* _Passage shown_:
+++

Epoch Watermark Revocation #

task_revoke invalidates all tokens for a task by setting an epoch timestamp. Validation checks the watermark in O(depth) with no per-token blocklists. Cascading revocation propagates to all child tasks. Watermarks self-clean when max TTL passes.

Policy Engine #

Declarative YAML with hot-reload via SIGHUP. Eight-step evaluation pipeline: agent exists, target exists, role allowed, duration clamped, concurrent limits, duplicate handling, global limits, approval mode. Every denial includes a specific reason.

RBAC #

Fine-grained per-agent access control across all three proxy paths and the dashboard:

LayerWhat it checks
SSH execAgent’s roles for the target, intersection with target’s allowed_roles
HTTP proxyAgent’s allowed services and permitted HTTP methods
MCP federationAgent’s allowed remotes and optional tool restrictions
DiscoveryFilters list_targets, list_services, list_remotes results
DashboardAgent’s dashboard access level (none/viewer/operator/admin)

Template inheritance, wildcard support, and agent-level overrides. Discovery tools automatically filter to show only what the agent can access.

+++

* _Provided records_:
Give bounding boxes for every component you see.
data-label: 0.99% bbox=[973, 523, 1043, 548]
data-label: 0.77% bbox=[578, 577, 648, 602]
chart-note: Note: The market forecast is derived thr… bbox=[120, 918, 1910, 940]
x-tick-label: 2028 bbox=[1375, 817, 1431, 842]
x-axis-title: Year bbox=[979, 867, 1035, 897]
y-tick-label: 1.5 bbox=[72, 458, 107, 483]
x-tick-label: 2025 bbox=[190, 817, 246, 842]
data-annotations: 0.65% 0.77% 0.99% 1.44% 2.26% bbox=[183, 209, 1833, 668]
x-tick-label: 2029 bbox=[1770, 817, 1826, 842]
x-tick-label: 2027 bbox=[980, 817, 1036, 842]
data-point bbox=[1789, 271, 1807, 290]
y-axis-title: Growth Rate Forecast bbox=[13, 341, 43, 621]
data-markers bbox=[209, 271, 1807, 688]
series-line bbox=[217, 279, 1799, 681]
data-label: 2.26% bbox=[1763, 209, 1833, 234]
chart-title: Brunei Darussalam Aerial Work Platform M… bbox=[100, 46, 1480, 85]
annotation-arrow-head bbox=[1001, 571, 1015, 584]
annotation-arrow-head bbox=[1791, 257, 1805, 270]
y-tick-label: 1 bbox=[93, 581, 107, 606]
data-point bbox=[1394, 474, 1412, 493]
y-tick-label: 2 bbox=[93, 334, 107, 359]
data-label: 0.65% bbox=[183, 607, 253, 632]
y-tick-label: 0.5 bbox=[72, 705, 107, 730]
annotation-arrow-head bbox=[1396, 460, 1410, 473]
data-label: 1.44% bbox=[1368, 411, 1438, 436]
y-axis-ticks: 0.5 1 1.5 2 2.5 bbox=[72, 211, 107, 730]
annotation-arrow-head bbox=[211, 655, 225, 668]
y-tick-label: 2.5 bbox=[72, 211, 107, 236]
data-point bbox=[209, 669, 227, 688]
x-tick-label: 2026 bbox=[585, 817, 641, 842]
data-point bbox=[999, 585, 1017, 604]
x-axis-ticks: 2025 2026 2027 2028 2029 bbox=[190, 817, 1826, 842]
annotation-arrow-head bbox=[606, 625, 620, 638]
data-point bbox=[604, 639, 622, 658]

+++

* _Questions on the material_:
(a) In the access-control passage, what signal triggers a hot-reload of the policy engine's YAML?
(b) Print the part of the access-control passage starting with "LayerWhat it checks" and going on through "access level (none/viewer/operator/admin)".

* _List of answers_:
(a) SIGHUP.

(b)
LayerWhat it checks
SSH execAgent’s roles for the target, intersection with target’s allowed_roles
HTTP proxyAgent’s allowed services and permitted HTTP methods
MCP federationAgent’s allowed remotes and optional tool restrictions
DiscoveryFilters list_targets, list_services, list_remotes results
DashboardAgent’s dashboard access level (none/viewer/operator/admin)